_Your goal_
Below are the records; pull every line that includes "label".

(Source data)
========================================================================

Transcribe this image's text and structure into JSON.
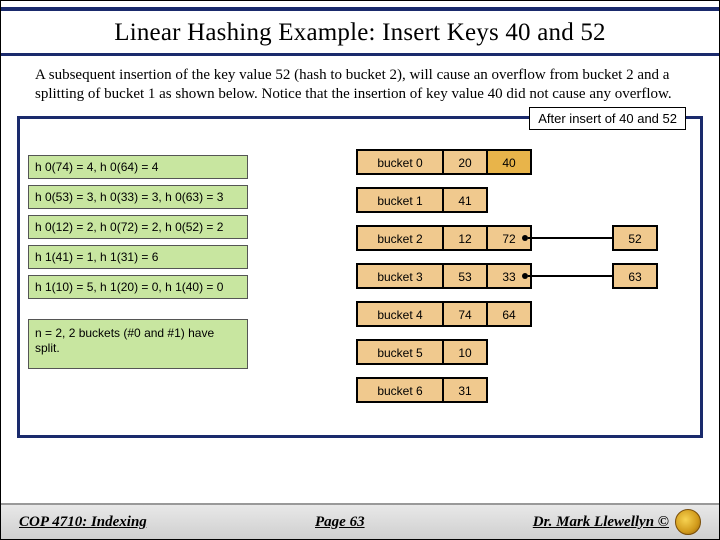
{
  "title": "Linear Hashing Example: Insert Keys 40 and 52",
  "body": "A subsequent insertion of the key value 52 (hash to bucket 2), will cause an overflow from bucket 2 and a splitting of bucket 1 as shown below.   Notice that the insertion of key value 40 did not cause any overflow.",
  "caption": "After insert of 40 and 52",
  "hash_lines": [
    "h 0(74) = 4, h 0(64) = 4",
    "h 0(53) = 3, h 0(33) = 3, h 0(63) = 3",
    "h 0(12) = 2, h 0(72) = 2, h 0(52) = 2",
    "h 1(41) = 1, h 1(31) = 6",
    "h 1(10) = 5, h 1(20) = 0, h 1(40) = 0"
  ],
  "note": "n = 2, 2 buckets (#0 and #1) have split.",
  "buckets": [
    {
      "label": "bucket 0",
      "cells": [
        "20",
        "40"
      ],
      "highlight": [
        false,
        true
      ],
      "overflow": null
    },
    {
      "label": "bucket 1",
      "cells": [
        "41",
        ""
      ],
      "highlight": [
        false,
        false
      ],
      "overflow": null
    },
    {
      "label": "bucket 2",
      "cells": [
        "12",
        "72"
      ],
      "highlight": [
        false,
        false
      ],
      "overflow": "52"
    },
    {
      "label": "bucket 3",
      "cells": [
        "53",
        "33"
      ],
      "highlight": [
        false,
        false
      ],
      "overflow": "63"
    },
    {
      "label": "bucket 4",
      "cells": [
        "74",
        "64"
      ],
      "highlight": [
        false,
        false
      ],
      "overflow": null
    },
    {
      "label": "bucket 5",
      "cells": [
        "10",
        ""
      ],
      "highlight": [
        false,
        false
      ],
      "overflow": null
    },
    {
      "label": "bucket 6",
      "cells": [
        "31",
        ""
      ],
      "highlight": [
        false,
        false
      ],
      "overflow": null
    }
  ],
  "footer": {
    "left": "COP 4710: Indexing",
    "mid": "Page 63",
    "right": "Dr. Mark Llewellyn ©"
  }
}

========================================================================

_Reply to the exercise_
      "label": "bucket 0",
      "label": "bucket 1",
      "label": "bucket 2",
      "label": "bucket 3",
      "label": "bucket 4",
      "label": "bucket 5",
      "label": "bucket 6",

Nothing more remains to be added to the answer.